== SUPPLIED TEXT

BTW, how is your history. What happened 68 years ago today?

D-Day, of course! Well, 68 years yesterday.

And useless drivel...like oh, I don't know, analyzing the sex scene in The Handmaid's Tale in class? That count? It does in my book :)
 
Maybe "Kid's" should be rewarded with rockets after learning when, and when not, to use an apostrophe. :rofl:
 
:devil::devil::devil:
Here's some devil's advocacy and my STEM disillusioned two dollars to get some discussion going... That article is all feel good stuff. And did I mentioned we sh-tcanned the space shuttle? It's getting awfully hard to recruit now for NASA. More of that in a second.

The article's line is tired. I managed to go into STEM as a product of that very outdated system of education. So it's not that architecturally-driven of a challenge like it's being suggested by the boy/girls scouts of America and NASA camp. It's simply a matter of rational incentives. The dream of graduating high school, getting a factory job and living a modest life is dead.. That's not being debated. But that job was easy; STEM is HARD drudgery for the median. STEM doesn't pay to live well in this country in aggregate. That's the problem. Only people who are vocationally inclined to make such drudgery their passion consider that deficit worthwhile, at which point it is no longer drudgery to them and so are willing to get subpar compensation for that kind of work.

That's why women still ended up not going into science after all the girls scout cookies and PBS commercials... It wasn't the man putting them down. It was because they still adhere to the gender roles that said: "you want that house in the cul de sac and the uppermiddle lifestyle living, and breaking your intellectual back for 55K and a sausage fest of a workplace is not as efficient as riding that elliptical machine like it's your job in college and laying on your back for the right man and getting a nursing degree that pays more for less education, for extra play money and weekends at the lake with the rest of the boobs-for-xmas well-to-do crowd". Hell, throw 'female pilot' in that pot too for good measure. Nothing like an entire gender to dilute the value of your life's work to that of a hobby, easily disposed of for the social value of being a soccer "mommy". Dang, that's two clichés in one rant. Im getting better. :D

Much of STEM work pays crap for the nature of quantitative work, which baffles me to this day. So, you do that because you have the same avocation that the dumb-ss regional airline pilot has to fly behind an autopilot for the ROI of a whole decade and a half of crappy layover living and no weekends and holidays. It has to be, because the money isn't there.

Everybody justified going into STEM watching statistical outliers set the tone at college fairs for what they thought they were going to do. Astronauts, NASA project managers. But in the end the work was so mundane and constricting, the pay would be the only way to make it worthwhile. When Americans saw there was no money behind STEM, the collective bailed on it. They do nursing instead and socially place jobs that center around defrauding tax payers and foreign governments on a casino table, as the epitome of "apex work" in the Country. Conversely, foreigners do the data mining babysitting. One day they too will grow tired of running a compensation deficit and get "entitled" like Americans supposedly are.
How u like them apples?...

====

TASKS TO PERFORM —
- a) Rewrite the stretch of the post about STEM careers from "The article's line" through "kind of work.", changing "rational incentives" to "economic incentives".
- b) Write a continuation of the post about STEM careers, picking up after its final sentence.
You won't need the material that follows this post about STEM careers.

== DATA SHOWN

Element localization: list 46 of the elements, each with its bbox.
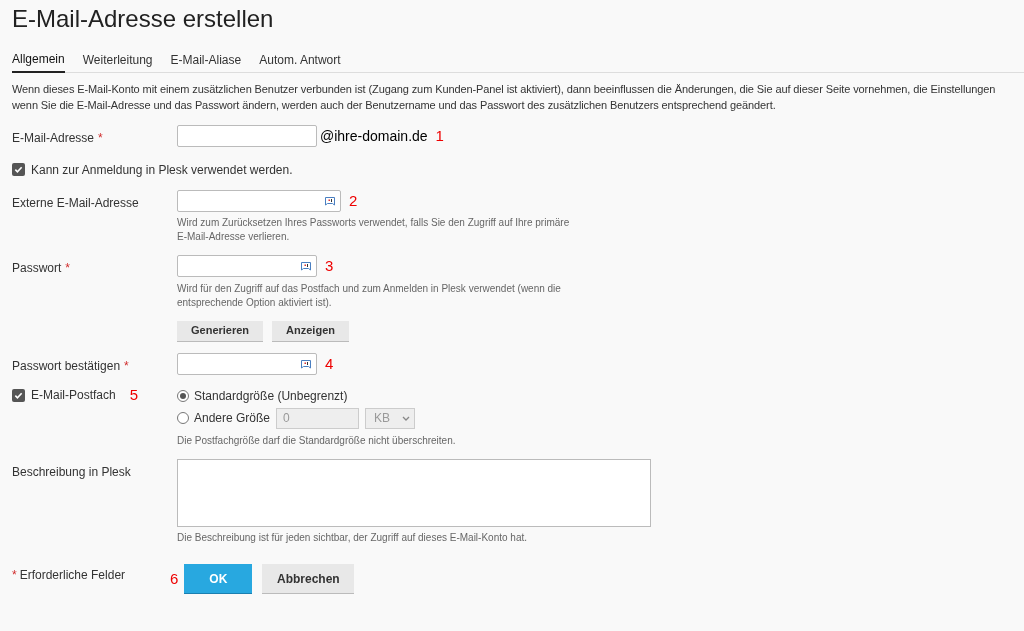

====

ANSWER SET —
- a)
The article's line is tired. I managed to go into STEM as a product of that very outdated system of education. So it's not that architecturally-driven of a challenge like it's being suggested by the boy/girls scouts of America and NASA camp. It's simply a matter of economic incentives. The dream of graduating high school, getting a factory job and living a modest life is dead.. That's not being debated. But that job was easy; STEM is HARD drudgery for the median. STEM doesn't pay to live well in this country in aggregate. That's the problem. Only people who are vocationally inclined to make such drudgery their passion consider that deficit worthwhile, at which point it is no longer drudgery to them and so are willing to get subpar compensation for that kind of work.

- b)
From where I was sitting as an engineering student, that was a lot of spinning your wheels, education-wise, for Olive Garden wages. Most of my peers cringe at the 8 years I spent attaining a set of engineering credentials and they're right, that was gratuitous torture. I did ok, and like most I was checking a box. That was my fault, because a friend of my father's, who talked to me at the age of 16 when I was pondering the idea of going to Georgia Tech for aero engineering, was himself a guy who had the same degree from the same institution and yet was a restaurant owner from a family business handed down to him; he never used his formal education. So I wasn't all that surprised when I too came to the same fate, degrees in hand...except I didn't have a convenient and healthy family business to comfortably fall on, just these freggin' pieces of paper that allowed me to beg for a 40K job that made me want to jab my eyeballs out. There are niches I could personally attain and get positive ROI on... Problem is there's too many suckers with STEM degrees already that without political connections it's all but improbable to wedge others out of said niche. In essence, the equivalent of winning a beauty pageant is not my idea of healthy planning for developing a career plan worth a lick. Yet, that's what most STEM post docs and degree holders are doing. It's retarded. For the rest, it's Olive Garden living and the not-related-to-degree labor market, which is an effective inefficiency...So much for fiddling with rockets in grade school. It's like the abortion argument. Everybody champions for the life argument, but nobody ever tackles the "yeah but what statistically happens to that kid after birth?". That's a downer, so we don't ask. Feel good politics, just like this article.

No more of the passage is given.